**YOUR OBJECTIVE:** Filter out everything except lines holding "Alamat".

**SUPPLIED MATERIAL:**
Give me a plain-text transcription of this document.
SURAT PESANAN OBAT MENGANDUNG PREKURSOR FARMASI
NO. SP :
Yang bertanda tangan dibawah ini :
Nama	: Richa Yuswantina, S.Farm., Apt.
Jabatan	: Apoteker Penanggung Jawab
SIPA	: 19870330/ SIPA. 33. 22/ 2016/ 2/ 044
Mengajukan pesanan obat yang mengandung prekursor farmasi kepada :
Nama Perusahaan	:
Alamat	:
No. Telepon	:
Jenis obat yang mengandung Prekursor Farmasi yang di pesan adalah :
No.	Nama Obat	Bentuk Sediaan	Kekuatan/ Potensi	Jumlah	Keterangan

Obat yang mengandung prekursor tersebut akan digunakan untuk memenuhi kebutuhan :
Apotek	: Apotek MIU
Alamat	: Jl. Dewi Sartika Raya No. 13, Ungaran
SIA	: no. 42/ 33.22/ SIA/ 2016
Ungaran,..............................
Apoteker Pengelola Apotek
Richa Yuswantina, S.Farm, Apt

**ANSWER TO THE EXERCISE:**
Alamat	:
Alamat	: Jl. Dewi Sartika Raya No. 13, Ungaran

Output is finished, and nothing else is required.